> WORK INSTRUCTIONS: Repeat the listing in full, preserving every character.
================
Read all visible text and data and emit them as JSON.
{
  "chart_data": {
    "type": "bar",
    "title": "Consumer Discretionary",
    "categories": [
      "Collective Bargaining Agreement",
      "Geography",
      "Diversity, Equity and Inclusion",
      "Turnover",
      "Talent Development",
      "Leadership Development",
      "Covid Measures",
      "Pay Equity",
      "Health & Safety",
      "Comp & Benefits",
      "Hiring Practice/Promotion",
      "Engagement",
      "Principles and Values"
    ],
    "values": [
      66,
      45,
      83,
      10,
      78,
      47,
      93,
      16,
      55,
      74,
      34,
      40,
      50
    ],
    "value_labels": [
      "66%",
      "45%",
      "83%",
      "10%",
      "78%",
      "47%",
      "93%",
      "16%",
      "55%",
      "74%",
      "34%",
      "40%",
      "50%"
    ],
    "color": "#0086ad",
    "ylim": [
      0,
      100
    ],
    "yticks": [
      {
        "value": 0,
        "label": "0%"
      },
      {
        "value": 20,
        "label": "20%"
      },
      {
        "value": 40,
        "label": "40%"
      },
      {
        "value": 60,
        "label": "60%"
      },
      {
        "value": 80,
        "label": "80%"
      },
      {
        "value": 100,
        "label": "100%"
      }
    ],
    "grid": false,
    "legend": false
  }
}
================
> WRITTEN SOLUTION:
Read all visible text and data and emit them as JSON.
{
  "chart_data": {
    "type": "bar",
    "title": "Consumer Discretionary",
    "categories": [
      "Collective Bargaining Agreement",
      "Geography",
      "Diversity, Equity and Inclusion",
      "Turnover",
      "Talent Development",
      "Leadership Development",
      "Covid Measures",
      "Pay Equity",
      "Health & Safety",
      "Comp & Benefits",
      "Hiring Practice/Promotion",
      "Engagement",
      "Principles and Values"
    ],
    "values": [
      66,
      45,
      83,
      10,
      78,
      47,
      93,
      16,
      55,
      74,
      34,
      40,
      50
    ],
    "value_labels": [
      "66%",
      "45%",
      "83%",
      "10%",
      "78%",
      "47%",
      "93%",
      "16%",
      "55%",
      "74%",
      "34%",
      "40%",
      "50%"
    ],
    "color": "#0086ad",
    "ylim": [
      0,
      100
    ],
    "yticks": [
      {
        "value": 0,
        "label": "0%"
      },
      {
        "value": 20,
        "label": "20%"
      },
      {
        "value": 40,
        "label": "40%"
      },
      {
        "value": 60,
        "label": "60%"
      },
      {
        "value": 80,
        "label": "80%"
      },
      {
        "value": 100,
        "label": "100%"
      }
    ],
    "grid": false,
    "legend": false
  }
}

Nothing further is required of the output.